- [Your goal] Select and copy out every line in the records containing "おめでとうございます".

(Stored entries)
● ● ●

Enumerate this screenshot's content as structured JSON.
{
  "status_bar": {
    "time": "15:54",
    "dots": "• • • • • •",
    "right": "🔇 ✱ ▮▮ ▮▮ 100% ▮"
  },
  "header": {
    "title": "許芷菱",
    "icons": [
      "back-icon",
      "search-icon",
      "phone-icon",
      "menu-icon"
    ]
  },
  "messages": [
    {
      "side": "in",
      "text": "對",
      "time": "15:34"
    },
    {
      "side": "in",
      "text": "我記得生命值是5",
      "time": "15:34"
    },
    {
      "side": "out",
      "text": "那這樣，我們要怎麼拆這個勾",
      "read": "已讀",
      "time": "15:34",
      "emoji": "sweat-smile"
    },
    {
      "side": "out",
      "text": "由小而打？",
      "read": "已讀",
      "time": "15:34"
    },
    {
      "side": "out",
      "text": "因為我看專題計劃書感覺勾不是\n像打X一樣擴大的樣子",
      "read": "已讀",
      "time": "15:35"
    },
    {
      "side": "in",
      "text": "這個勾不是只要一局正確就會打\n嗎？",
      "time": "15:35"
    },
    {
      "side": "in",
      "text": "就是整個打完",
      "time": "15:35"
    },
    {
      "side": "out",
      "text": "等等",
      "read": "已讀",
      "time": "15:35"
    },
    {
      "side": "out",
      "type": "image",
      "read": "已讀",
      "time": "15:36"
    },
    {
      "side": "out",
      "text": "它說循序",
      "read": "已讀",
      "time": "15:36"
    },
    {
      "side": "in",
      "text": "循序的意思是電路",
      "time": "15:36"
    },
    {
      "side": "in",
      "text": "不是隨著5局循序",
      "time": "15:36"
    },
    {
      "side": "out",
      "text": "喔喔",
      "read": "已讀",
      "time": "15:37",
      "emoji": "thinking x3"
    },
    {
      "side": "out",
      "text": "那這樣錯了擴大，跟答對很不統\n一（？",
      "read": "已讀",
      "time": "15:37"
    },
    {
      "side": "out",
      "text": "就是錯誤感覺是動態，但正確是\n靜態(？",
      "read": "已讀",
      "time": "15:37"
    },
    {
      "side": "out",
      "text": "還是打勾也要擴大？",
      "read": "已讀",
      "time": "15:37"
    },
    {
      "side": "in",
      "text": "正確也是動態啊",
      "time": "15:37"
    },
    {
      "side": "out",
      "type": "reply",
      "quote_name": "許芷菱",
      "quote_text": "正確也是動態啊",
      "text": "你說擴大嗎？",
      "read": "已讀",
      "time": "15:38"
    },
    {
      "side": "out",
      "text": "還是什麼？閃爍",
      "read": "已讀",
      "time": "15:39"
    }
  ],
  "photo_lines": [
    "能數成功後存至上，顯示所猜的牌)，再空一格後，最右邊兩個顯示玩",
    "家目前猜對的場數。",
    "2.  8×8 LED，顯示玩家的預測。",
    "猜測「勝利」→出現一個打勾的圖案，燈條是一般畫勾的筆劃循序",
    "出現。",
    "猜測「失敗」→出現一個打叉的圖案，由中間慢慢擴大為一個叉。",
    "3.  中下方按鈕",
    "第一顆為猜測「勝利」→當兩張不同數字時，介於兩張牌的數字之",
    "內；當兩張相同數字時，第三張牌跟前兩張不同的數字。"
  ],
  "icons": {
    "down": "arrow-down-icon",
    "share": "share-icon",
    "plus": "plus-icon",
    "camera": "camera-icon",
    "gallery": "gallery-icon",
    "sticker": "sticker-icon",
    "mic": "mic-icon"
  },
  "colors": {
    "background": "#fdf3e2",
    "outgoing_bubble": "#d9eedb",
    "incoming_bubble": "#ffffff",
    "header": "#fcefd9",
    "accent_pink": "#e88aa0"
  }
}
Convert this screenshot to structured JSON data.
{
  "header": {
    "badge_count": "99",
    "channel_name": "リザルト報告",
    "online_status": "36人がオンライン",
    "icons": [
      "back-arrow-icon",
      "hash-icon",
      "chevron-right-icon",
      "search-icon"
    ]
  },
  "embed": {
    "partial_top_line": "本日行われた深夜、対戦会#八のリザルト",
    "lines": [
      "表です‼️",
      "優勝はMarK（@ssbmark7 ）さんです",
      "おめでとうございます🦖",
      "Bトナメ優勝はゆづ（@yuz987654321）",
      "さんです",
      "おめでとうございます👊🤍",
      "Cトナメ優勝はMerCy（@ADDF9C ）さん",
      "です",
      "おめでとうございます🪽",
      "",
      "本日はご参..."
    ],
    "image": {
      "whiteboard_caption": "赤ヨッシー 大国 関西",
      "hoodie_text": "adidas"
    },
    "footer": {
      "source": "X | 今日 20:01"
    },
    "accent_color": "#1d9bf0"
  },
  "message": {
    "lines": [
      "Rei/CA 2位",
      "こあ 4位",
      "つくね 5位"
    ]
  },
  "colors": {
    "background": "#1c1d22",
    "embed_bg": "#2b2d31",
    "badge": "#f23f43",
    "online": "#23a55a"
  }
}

● ● ●

- [Answer below]
      "おめでとうございます🦖",
      "おめでとうございます👊🤍",
      "おめでとうございます🪽",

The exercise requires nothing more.